**Challenge:** Return each line of the data below exactly, omitting any pictures.

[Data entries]
....................
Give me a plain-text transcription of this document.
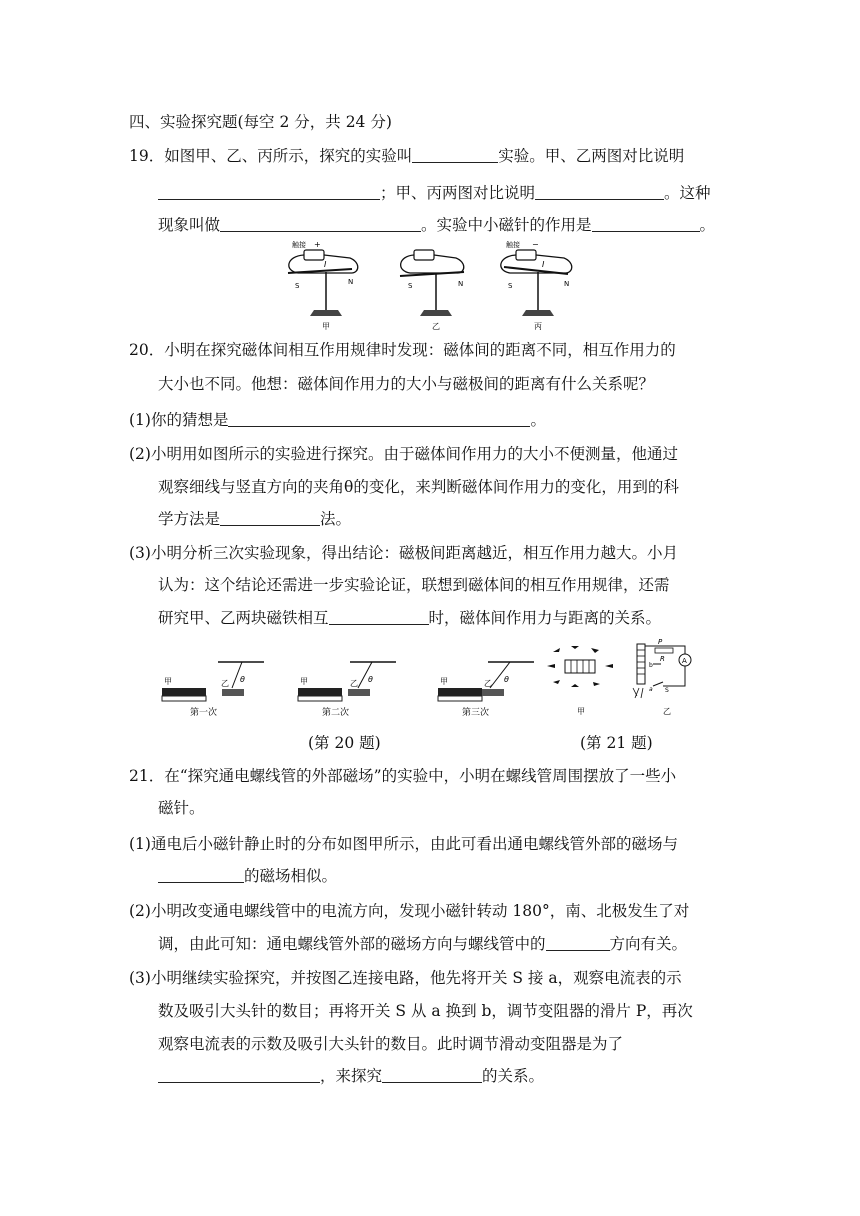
四、实验探究题(每空 2 分，共 24 分)
19．如图甲、乙、丙所示，探究的实验叫	实验。甲、乙两图对比说明
；甲、丙两图对比说明	。这种
现象叫做	。实验中小磁针的作用是	。
触接 +
I
S	N
甲
S	N
乙
触接 −
I
S	N
丙
20．小明在探究磁体间相互作用规律时发现：磁体间的距离不同，相互作用力的
大小也不同。他想：磁体间作用力的大小与磁极间的距离有什么关系呢？
(1)你的猜想是	。
(2)小明用如图所示的实验进行探究。由于磁体间作用力的大小不便测量，他通过
观察细线与竖直方向的夹角θ的变化，来判断磁体间作用力的变化，用到的科
学方法是	法。
(3)小明分析三次实验现象，得出结论：磁极间距离越近，相互作用力越大。小月
认为：这个结论还需进一步实验论证，联想到磁体间的相互作用规律，还需
研究甲、乙两块磁铁相互	时，磁体间作用力与距离的关系。
甲	乙 θ
第一次
甲	乙 θ
第二次
甲	乙 θ
第三次
(第 20 题)
甲
P
R A
b
a S
乙
(第 21 题)
21．在“探究通电螺线管的外部磁场”的实验中，小明在螺线管周围摆放了一些小
磁针。
(1)通电后小磁针静止时的分布如图甲所示，由此可看出通电螺线管外部的磁场与
的磁场相似。
(2)小明改变通电螺线管中的电流方向，发现小磁针转动 180°，南、北极发生了对
调，由此可知：通电螺线管外部的磁场方向与螺线管中的	方向有关。
(3)小明继续实验探究，并按图乙连接电路，他先将开关 S 接 a，观察电流表的示
数及吸引大头针的数目；再将开关 S 从 a 换到 b，调节变阻器的滑片 P，再次
观察电流表的示数及吸引大头针的数目。此时调节滑动变阻器是为了
，来探究	的关系。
....................
**Response to the exercise:**
Give me a plain-text transcription of this document.
四、实验探究题(每空 2 分，共 24 分)
19．如图甲、乙、丙所示，探究的实验叫	实验。甲、乙两图对比说明
；甲、丙两图对比说明	。这种
现象叫做	。实验中小磁针的作用是	。
触接 +
I
S	N
甲
S	N
乙
触接 −
I
S	N
丙
20．小明在探究磁体间相互作用规律时发现：磁体间的距离不同，相互作用力的
大小也不同。他想：磁体间作用力的大小与磁极间的距离有什么关系呢？
(1)你的猜想是	。
(2)小明用如图所示的实验进行探究。由于磁体间作用力的大小不便测量，他通过
观察细线与竖直方向的夹角θ的变化，来判断磁体间作用力的变化，用到的科
学方法是	法。
(3)小明分析三次实验现象，得出结论：磁极间距离越近，相互作用力越大。小月
认为：这个结论还需进一步实验论证，联想到磁体间的相互作用规律，还需
研究甲、乙两块磁铁相互	时，磁体间作用力与距离的关系。
甲	乙 θ
第一次
甲	乙 θ
第二次
甲	乙 θ
第三次
(第 20 题)
甲
P
R A
b
a S
乙
(第 21 题)
21．在“探究通电螺线管的外部磁场”的实验中，小明在螺线管周围摆放了一些小
磁针。
(1)通电后小磁针静止时的分布如图甲所示，由此可看出通电螺线管外部的磁场与
的磁场相似。
(2)小明改变通电螺线管中的电流方向，发现小磁针转动 180°，南、北极发生了对
调，由此可知：通电螺线管外部的磁场方向与螺线管中的	方向有关。
(3)小明继续实验探究，并按图乙连接电路，他先将开关 S 接 a，观察电流表的示
数及吸引大头针的数目；再将开关 S 从 a 换到 b，调节变阻器的滑片 P，再次
观察电流表的示数及吸引大头针的数目。此时调节滑动变阻器是为了
，来探究	的关系。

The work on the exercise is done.